__Exercise aim__: Which lines in the records below contain the word "JSON"? Copy each one out.

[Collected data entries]

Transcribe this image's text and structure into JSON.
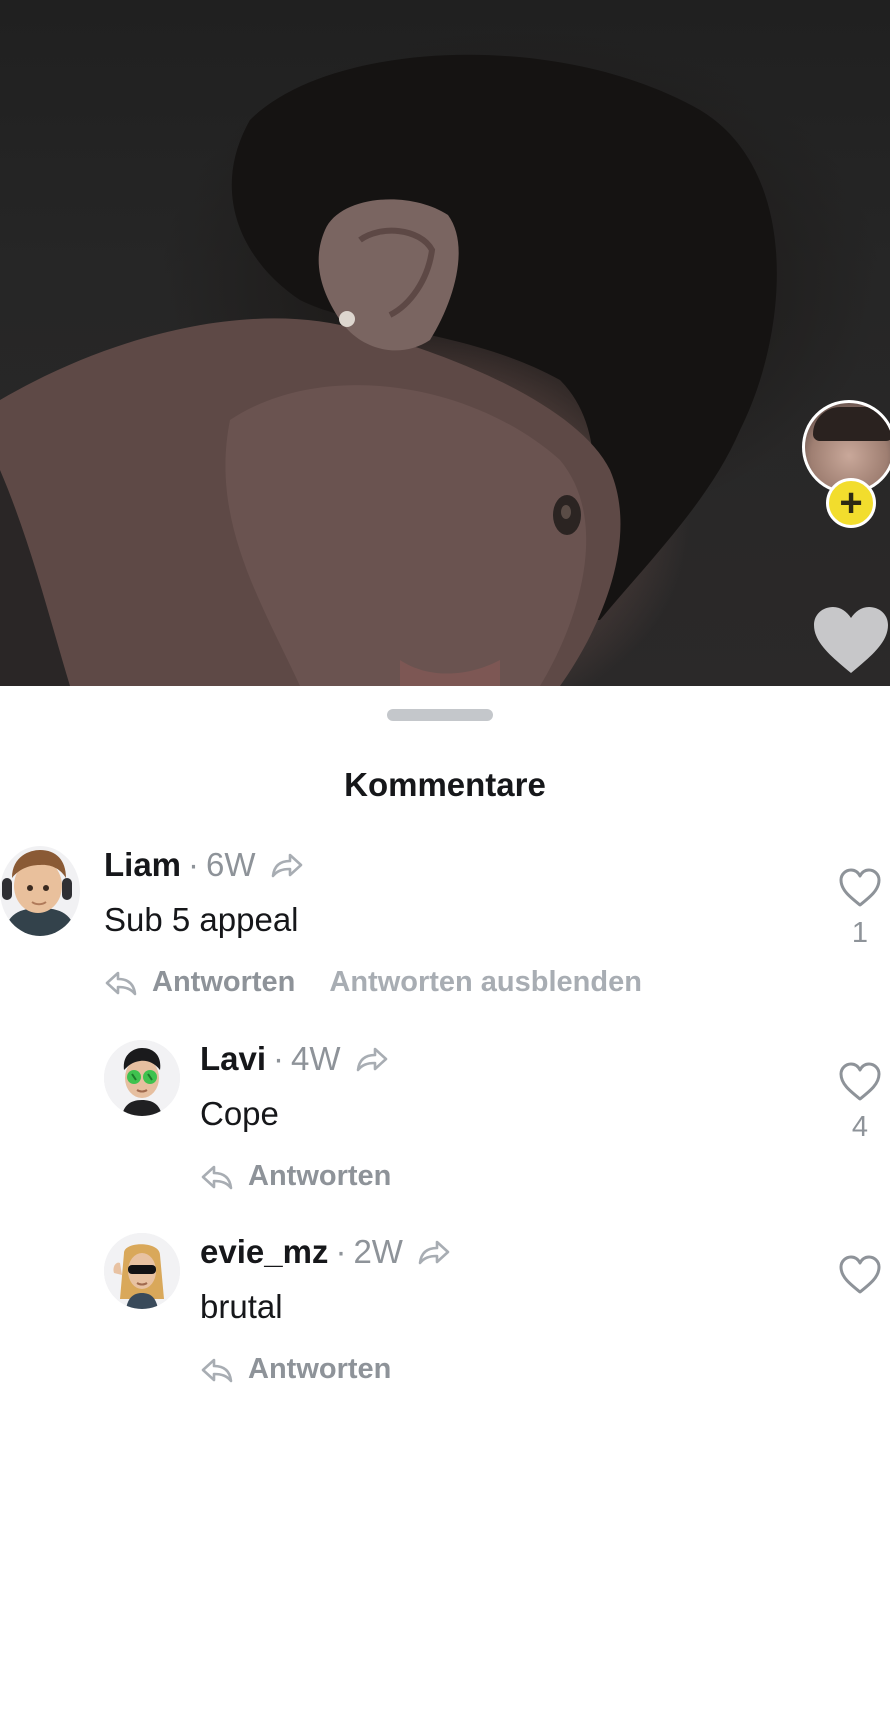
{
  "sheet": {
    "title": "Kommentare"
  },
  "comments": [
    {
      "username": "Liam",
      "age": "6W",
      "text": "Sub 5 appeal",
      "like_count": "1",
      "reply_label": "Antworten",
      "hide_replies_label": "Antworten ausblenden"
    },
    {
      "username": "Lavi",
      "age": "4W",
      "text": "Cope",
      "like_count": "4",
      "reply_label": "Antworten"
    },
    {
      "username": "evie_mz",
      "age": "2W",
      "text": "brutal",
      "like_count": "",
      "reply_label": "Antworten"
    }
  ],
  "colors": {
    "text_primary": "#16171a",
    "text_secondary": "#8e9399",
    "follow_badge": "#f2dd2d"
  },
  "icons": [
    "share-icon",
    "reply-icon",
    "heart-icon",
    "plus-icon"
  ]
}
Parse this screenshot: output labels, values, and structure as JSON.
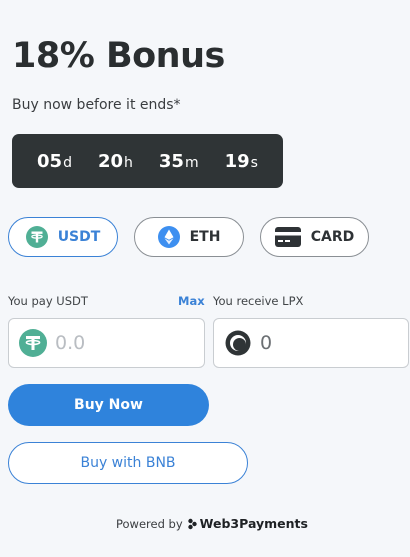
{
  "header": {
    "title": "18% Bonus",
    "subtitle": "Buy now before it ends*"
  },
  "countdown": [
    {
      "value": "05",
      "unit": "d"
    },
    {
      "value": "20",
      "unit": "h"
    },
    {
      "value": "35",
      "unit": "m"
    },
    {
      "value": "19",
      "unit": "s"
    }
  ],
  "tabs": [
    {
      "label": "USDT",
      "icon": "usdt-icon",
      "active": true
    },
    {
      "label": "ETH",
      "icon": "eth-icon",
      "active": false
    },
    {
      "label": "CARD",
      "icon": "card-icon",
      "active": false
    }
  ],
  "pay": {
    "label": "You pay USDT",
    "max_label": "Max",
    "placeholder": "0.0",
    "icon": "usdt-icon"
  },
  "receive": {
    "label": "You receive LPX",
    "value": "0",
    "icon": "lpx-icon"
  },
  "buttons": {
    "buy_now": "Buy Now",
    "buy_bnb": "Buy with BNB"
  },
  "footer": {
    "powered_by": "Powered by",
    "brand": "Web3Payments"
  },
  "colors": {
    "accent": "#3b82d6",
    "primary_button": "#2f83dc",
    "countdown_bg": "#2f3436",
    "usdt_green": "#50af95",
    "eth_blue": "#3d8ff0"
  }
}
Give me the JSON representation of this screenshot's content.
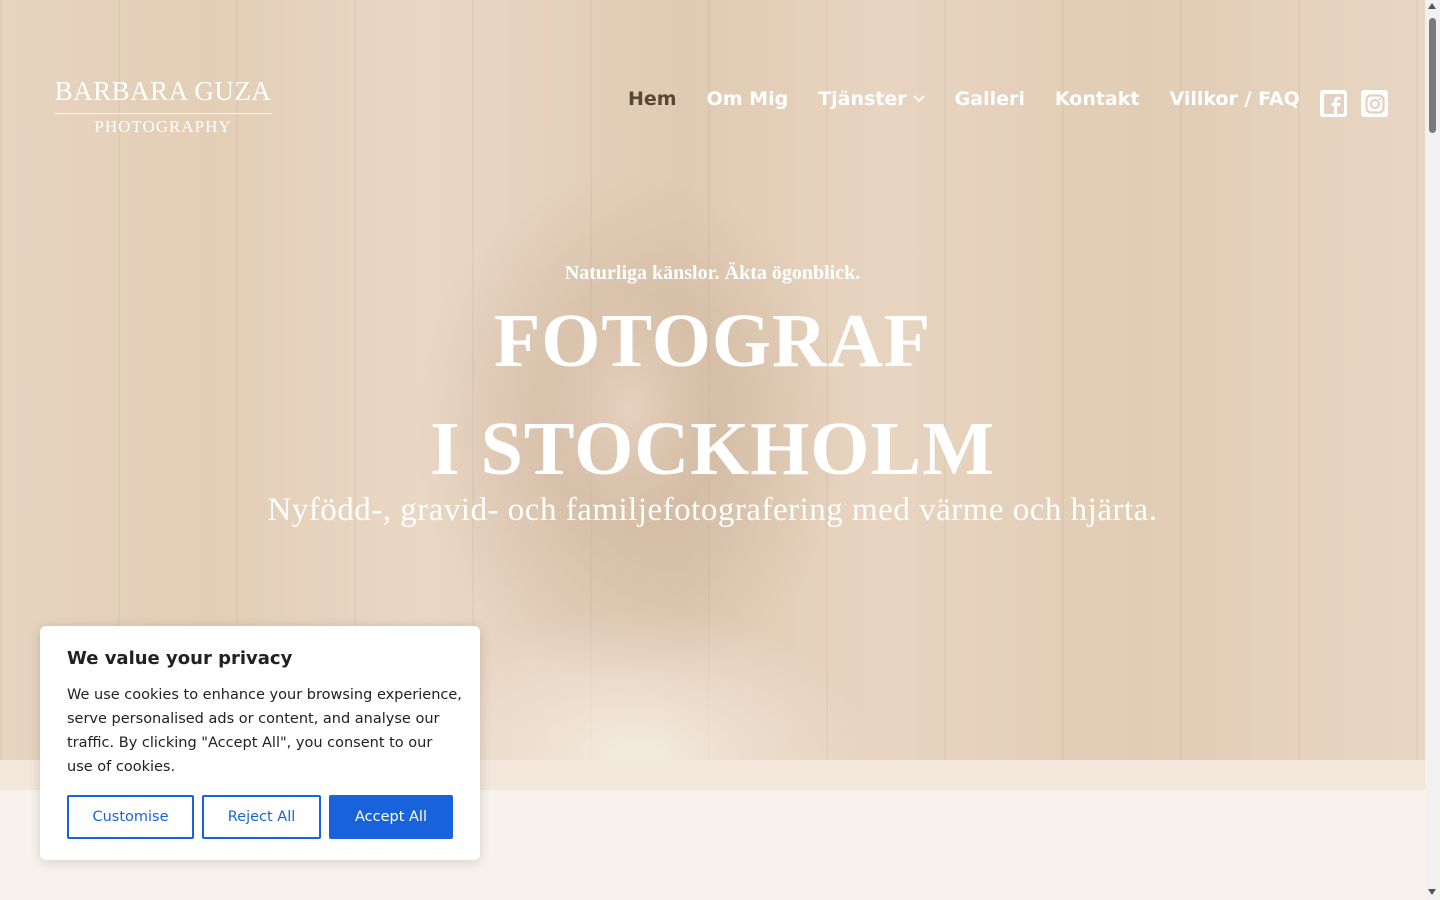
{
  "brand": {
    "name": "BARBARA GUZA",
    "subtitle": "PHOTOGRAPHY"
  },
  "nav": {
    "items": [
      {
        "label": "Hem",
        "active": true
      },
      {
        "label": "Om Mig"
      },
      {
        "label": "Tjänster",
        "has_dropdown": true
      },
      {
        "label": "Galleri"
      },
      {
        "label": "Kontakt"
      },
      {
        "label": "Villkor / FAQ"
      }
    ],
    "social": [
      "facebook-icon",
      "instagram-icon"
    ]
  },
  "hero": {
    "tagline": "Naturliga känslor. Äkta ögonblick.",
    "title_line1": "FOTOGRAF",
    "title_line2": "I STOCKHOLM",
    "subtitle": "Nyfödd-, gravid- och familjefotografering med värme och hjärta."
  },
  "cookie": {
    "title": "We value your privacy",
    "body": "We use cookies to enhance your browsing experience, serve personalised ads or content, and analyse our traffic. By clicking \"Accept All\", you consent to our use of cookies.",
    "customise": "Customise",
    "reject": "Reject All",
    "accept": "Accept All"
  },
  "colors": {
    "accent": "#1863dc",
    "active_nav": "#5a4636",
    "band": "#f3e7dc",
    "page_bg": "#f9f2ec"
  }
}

__Solution to this problem__:
Transcribe this image's text and structure into JSON.
Parse this screenshot: output labels, values, and structure as JSON.
Give me the JSON representation of this screenshot's content.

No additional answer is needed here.